■ ENTRIES SUPPLIED ■
* start *

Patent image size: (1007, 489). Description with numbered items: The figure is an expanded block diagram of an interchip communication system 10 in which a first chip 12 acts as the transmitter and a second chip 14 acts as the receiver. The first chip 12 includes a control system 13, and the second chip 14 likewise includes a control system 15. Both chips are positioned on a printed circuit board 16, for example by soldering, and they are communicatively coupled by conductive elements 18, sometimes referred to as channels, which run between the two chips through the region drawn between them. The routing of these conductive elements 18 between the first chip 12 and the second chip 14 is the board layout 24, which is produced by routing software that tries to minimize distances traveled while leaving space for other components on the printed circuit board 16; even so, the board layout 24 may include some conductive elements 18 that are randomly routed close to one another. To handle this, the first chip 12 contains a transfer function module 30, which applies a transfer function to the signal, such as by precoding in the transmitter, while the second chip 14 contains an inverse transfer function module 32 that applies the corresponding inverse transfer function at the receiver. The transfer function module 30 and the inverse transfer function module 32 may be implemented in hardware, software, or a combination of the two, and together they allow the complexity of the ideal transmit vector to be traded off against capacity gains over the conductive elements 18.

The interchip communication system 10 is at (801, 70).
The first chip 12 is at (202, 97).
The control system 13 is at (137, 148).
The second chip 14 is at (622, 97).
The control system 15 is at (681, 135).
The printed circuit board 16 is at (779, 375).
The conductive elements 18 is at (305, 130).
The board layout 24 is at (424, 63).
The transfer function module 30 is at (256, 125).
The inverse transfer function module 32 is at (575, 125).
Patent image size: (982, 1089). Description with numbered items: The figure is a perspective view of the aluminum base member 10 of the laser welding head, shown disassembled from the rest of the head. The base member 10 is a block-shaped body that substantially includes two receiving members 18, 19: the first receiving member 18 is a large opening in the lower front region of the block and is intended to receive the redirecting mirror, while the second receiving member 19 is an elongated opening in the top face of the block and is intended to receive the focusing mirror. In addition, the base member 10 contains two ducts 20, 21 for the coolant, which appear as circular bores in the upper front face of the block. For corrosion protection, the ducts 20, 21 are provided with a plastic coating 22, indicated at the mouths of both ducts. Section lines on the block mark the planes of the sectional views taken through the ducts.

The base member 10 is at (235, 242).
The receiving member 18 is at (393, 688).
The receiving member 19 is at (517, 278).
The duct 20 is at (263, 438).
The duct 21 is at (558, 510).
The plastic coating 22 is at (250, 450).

* end *

■ WHAT THIS TASK INVOLVES ■
Copy every item above word for word.

■ COMPLETE OUTPUT ■
Patent image size: (1007, 489). Description with numbered items: The figure is an expanded block diagram of an interchip communication system 10 in which a first chip 12 acts as the transmitter and a second chip 14 acts as the receiver. The first chip 12 includes a control system 13, and the second chip 14 likewise includes a control system 15. Both chips are positioned on a printed circuit board 16, for example by soldering, and they are communicatively coupled by conductive elements 18, sometimes referred to as channels, which run between the two chips through the region drawn between them. The routing of these conductive elements 18 between the first chip 12 and the second chip 14 is the board layout 24, which is produced by routing software that tries to minimize distances traveled while leaving space for other components on the printed circuit board 16; even so, the board layout 24 may include some conductive elements 18 that are randomly routed close to one another. To handle this, the first chip 12 contains a transfer function module 30, which applies a transfer function to the signal, such as by precoding in the transmitter, while the second chip 14 contains an inverse transfer function module 32 that applies the corresponding inverse transfer function at the receiver. The transfer function module 30 and the inverse transfer function module 32 may be implemented in hardware, software, or a combination of the two, and together they allow the complexity of the ideal transmit vector to be traded off against capacity gains over the conductive elements 18.

The interchip communication system 10 is at (801, 70).
The first chip 12 is at (202, 97).
The control system 13 is at (137, 148).
The second chip 14 is at (622, 97).
The control system 15 is at (681, 135).
The printed circuit board 16 is at (779, 375).
The conductive elements 18 is at (305, 130).
The board layout 24 is at (424, 63).
The transfer function module 30 is at (256, 125).
The inverse transfer function module 32 is at (575, 125).
Patent image size: (982, 1089). Description with numbered items: The figure is a perspective view of the aluminum base member 10 of the laser welding head, shown disassembled from the rest of the head. The base member 10 is a block-shaped body that substantially includes two receiving members 18, 19: the first receiving member 18 is a large opening in the lower front region of the block and is intended to receive the redirecting mirror, while the second receiving member 19 is an elongated opening in the top face of the block and is intended to receive the focusing mirror. In addition, the base member 10 contains two ducts 20, 21 for the coolant, which appear as circular bores in the upper front face of the block. For corrosion protection, the ducts 20, 21 are provided with a plastic coating 22, indicated at the mouths of both ducts. Section lines on the block mark the planes of the sectional views taken through the ducts.

The base member 10 is at (235, 242).
The receiving member 18 is at (393, 688).
The receiving member 19 is at (517, 278).
The duct 20 is at (263, 438).
The duct 21 is at (558, 510).
The plastic coating 22 is at (250, 450).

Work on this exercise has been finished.